▸ JOB:
Each line that includes the word "text" counts once; give the total and nothing more.
[Start MATERIAL]
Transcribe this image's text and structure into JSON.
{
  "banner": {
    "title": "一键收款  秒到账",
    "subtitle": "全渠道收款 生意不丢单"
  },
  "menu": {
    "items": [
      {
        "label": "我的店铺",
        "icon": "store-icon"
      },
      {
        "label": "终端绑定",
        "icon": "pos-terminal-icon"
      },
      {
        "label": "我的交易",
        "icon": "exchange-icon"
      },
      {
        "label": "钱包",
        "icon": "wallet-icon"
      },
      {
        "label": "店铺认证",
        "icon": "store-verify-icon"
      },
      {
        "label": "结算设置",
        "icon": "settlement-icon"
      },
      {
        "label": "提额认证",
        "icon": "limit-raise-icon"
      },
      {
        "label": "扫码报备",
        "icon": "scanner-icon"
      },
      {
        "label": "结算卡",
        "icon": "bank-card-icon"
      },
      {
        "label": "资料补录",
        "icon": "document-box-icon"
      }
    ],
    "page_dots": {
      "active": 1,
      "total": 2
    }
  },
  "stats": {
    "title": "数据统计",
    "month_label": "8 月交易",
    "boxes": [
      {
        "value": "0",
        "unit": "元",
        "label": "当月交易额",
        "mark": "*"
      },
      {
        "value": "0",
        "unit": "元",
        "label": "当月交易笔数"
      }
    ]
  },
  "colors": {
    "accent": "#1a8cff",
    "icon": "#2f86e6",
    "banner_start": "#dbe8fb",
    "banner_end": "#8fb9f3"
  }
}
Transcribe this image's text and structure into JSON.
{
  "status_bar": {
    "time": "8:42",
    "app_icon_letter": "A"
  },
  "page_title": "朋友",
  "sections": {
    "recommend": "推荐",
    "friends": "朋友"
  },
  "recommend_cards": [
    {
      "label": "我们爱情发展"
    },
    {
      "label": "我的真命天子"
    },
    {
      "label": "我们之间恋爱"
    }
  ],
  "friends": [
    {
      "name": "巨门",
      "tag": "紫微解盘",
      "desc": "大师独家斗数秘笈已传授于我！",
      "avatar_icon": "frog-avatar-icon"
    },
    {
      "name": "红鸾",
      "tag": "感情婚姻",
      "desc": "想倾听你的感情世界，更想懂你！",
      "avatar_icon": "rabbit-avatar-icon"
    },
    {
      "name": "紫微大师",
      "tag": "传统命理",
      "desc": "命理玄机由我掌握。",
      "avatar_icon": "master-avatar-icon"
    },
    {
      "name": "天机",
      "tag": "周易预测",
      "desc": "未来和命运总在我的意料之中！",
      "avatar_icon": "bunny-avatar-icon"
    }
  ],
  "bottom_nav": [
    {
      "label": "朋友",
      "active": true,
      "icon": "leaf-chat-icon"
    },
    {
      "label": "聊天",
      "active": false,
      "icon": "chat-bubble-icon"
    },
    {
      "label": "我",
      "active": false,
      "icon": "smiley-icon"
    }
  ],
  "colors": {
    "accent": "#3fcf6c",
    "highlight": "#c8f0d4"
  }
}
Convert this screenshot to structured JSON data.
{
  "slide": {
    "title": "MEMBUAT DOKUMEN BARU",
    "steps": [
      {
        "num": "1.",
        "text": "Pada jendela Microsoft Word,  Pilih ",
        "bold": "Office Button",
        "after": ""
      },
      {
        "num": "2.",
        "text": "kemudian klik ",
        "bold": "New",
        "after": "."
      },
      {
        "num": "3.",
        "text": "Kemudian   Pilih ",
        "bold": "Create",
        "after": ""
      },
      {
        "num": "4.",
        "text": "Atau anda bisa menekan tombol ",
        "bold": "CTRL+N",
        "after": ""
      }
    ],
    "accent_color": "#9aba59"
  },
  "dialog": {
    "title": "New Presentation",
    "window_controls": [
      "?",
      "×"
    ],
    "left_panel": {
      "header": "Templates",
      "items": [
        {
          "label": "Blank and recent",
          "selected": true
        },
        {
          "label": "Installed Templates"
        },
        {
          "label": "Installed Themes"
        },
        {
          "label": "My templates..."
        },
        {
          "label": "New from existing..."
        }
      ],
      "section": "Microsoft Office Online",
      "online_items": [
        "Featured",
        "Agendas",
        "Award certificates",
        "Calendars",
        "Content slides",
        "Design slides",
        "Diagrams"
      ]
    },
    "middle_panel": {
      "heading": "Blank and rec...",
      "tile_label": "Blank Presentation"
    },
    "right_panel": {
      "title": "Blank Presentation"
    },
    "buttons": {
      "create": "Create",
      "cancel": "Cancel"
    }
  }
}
[End MATERIAL]
▸ SOLUTION TO THIS EXERCISE:
6